--- SHORT EXERCISE ---
Only the lines holding the string "problemas" are needed. Copy each one.
>> start EXTRACTED RECORDS
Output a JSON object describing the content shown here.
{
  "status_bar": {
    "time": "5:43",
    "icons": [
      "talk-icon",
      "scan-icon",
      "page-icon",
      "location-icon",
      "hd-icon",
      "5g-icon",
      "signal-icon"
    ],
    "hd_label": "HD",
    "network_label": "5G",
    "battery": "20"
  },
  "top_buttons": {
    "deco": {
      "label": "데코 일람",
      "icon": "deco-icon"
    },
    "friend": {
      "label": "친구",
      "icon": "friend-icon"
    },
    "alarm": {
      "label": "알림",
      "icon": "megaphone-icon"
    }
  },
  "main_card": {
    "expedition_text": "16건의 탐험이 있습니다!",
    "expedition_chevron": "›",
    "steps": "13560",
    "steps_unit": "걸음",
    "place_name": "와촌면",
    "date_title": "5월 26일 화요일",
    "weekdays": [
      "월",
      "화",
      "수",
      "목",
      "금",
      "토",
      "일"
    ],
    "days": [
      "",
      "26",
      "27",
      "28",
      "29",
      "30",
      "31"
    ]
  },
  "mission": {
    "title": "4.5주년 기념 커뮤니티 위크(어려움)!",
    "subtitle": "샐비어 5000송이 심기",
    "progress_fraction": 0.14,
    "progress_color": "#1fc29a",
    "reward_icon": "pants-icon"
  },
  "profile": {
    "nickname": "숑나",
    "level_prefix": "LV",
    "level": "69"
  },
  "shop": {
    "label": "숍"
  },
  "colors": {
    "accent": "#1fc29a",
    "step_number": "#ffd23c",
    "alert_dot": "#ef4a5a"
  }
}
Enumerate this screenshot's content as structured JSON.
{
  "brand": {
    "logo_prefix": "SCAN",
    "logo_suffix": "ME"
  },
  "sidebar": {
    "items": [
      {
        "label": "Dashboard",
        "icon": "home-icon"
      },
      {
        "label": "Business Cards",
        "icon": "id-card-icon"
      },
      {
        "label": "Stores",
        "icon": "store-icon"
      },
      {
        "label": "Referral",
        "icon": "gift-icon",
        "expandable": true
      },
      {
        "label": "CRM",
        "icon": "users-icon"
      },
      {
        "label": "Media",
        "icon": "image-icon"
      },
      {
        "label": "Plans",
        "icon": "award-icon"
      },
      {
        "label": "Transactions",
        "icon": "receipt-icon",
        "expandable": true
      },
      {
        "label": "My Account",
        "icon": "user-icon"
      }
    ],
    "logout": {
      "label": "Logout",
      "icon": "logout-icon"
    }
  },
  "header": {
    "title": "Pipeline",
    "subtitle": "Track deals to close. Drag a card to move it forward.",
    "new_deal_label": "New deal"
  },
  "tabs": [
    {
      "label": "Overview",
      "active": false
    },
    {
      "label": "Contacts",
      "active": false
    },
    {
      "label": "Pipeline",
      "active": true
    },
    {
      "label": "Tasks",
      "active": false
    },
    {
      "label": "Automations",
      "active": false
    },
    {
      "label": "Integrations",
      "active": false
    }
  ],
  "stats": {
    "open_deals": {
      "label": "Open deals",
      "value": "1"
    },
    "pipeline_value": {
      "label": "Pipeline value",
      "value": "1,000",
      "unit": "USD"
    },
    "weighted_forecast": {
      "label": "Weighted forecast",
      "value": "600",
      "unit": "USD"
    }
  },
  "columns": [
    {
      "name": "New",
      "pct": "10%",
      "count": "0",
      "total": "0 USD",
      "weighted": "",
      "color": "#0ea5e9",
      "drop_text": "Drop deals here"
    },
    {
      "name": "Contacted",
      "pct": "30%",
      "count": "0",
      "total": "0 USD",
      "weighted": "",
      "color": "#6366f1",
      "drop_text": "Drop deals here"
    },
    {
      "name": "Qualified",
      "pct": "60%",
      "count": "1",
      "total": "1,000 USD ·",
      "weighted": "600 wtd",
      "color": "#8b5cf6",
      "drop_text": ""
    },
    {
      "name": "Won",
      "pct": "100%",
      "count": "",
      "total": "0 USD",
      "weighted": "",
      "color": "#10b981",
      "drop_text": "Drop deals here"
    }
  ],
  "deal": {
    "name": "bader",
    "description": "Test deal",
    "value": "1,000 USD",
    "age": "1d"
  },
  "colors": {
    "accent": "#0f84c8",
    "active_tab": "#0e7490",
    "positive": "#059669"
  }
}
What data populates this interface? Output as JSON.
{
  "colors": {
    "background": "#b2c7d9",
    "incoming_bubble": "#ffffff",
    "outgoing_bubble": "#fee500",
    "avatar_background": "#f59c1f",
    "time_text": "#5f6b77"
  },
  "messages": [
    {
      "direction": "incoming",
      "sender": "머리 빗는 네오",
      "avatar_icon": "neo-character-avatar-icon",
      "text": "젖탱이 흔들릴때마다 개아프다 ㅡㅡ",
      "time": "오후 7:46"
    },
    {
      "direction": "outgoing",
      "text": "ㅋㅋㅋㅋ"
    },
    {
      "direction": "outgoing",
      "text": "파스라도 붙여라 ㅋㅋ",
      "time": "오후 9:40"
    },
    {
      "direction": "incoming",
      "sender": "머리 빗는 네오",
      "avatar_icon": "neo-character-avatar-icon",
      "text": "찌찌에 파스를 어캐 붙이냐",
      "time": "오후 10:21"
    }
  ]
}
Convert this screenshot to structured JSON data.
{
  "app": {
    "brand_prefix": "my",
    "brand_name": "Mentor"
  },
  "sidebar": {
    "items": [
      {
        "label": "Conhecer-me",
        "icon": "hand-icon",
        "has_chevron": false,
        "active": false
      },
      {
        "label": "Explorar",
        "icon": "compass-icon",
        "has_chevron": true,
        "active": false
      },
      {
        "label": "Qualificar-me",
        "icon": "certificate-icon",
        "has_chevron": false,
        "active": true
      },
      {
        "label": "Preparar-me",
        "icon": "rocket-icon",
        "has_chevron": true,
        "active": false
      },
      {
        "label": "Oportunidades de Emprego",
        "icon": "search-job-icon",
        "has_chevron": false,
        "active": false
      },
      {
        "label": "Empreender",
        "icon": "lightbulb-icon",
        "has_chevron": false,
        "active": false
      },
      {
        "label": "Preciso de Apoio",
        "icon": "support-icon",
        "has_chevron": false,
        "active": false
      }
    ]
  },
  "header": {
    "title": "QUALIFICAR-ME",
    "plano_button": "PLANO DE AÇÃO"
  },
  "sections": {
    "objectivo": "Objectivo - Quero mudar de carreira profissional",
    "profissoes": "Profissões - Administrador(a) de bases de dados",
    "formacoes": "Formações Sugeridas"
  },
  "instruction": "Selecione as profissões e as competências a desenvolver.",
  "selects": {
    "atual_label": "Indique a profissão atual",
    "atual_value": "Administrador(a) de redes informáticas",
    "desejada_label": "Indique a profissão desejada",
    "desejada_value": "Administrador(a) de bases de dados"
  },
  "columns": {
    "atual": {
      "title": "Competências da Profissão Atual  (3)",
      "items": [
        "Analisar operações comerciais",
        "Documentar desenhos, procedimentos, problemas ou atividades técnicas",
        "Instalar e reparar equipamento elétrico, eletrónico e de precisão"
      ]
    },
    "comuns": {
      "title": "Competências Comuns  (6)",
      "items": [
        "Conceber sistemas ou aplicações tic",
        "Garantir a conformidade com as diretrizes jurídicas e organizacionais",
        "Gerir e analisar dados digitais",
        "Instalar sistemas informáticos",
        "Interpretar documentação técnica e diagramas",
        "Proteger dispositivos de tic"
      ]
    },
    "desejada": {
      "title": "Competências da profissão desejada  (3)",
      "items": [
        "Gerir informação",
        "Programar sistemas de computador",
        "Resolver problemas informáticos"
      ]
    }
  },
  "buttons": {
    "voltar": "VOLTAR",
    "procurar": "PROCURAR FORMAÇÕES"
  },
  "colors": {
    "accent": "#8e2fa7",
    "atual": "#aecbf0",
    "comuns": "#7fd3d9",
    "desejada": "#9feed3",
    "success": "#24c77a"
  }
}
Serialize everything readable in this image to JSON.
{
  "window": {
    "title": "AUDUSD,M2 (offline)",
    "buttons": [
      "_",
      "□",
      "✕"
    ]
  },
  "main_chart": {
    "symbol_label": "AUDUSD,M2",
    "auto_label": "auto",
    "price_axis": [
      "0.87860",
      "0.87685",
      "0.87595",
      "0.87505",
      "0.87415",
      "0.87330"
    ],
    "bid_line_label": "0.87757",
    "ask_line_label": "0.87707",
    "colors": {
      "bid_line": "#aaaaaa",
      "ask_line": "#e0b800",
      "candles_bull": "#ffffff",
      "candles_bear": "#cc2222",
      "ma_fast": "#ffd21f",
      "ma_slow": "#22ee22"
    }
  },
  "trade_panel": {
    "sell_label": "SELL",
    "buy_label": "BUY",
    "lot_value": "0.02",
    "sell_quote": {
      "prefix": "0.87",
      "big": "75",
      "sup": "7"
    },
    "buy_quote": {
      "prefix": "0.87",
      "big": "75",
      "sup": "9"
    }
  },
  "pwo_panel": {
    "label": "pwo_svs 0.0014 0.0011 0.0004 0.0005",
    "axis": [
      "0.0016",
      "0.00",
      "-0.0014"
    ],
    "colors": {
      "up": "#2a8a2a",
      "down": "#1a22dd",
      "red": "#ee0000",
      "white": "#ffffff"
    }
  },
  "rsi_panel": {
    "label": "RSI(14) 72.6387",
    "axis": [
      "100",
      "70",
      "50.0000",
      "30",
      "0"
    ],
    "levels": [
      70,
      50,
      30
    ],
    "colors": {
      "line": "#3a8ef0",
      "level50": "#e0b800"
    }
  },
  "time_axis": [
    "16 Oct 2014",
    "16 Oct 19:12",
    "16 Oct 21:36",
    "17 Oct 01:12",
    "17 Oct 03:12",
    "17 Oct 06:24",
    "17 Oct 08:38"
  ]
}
>> end EXTRACTED RECORDS
--- TASK OUTPUT ---
        "Documentar desenhos, procedimentos, problemas ou atividades técnicas",
        "Resolver problemas informáticos"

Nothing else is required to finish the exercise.